— Start DATA ROWS —

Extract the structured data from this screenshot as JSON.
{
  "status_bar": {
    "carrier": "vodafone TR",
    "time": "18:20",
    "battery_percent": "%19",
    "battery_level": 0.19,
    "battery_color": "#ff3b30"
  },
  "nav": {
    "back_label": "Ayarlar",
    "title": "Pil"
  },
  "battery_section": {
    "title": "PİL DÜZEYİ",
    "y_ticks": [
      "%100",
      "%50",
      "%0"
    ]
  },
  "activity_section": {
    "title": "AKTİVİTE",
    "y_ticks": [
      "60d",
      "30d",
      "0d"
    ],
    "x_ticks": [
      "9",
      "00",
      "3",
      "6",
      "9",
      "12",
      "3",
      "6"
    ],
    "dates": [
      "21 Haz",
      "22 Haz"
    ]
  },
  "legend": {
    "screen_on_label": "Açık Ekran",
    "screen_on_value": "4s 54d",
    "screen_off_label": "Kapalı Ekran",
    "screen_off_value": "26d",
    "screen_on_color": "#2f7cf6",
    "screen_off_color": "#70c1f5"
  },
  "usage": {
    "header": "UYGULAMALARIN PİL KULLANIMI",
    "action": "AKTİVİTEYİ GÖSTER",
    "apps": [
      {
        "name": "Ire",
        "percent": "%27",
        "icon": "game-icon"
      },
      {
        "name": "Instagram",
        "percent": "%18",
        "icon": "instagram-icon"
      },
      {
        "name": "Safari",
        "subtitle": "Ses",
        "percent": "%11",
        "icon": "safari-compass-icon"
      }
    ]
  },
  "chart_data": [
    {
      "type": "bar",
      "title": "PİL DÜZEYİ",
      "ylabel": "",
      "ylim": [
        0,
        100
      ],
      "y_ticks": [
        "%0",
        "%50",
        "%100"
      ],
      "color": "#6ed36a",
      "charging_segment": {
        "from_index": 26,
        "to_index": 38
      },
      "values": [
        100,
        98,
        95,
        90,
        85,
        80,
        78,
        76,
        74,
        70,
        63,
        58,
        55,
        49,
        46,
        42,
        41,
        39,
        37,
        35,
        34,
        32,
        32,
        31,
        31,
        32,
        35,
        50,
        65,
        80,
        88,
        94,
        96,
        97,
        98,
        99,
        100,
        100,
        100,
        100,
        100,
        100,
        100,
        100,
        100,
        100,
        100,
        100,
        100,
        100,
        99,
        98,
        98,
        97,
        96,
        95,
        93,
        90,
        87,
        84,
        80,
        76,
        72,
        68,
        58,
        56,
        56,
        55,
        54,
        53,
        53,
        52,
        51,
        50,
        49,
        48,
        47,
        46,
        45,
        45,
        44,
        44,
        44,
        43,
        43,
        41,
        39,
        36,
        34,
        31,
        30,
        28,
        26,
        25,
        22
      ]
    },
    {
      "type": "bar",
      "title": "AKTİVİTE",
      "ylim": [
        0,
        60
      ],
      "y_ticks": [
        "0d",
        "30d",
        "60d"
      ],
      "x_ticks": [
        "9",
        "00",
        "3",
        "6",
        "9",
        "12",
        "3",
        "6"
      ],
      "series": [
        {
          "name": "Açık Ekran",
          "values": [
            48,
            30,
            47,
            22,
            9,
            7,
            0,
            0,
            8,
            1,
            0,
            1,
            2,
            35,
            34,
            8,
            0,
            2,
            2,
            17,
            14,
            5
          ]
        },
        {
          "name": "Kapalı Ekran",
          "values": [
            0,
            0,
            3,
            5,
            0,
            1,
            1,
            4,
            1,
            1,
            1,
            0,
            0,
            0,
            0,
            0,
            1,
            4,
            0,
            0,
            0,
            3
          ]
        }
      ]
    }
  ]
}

— End DATA ROWS —

GIVEN REQUEST: Pick out each line in the material containing "Ekran".

FULL OUTPUT:
    "screen_on_label": "Açık Ekran",
    "screen_off_label": "Kapalı Ekran",
          "name": "Açık Ekran",
          "name": "Kapalı Ekran",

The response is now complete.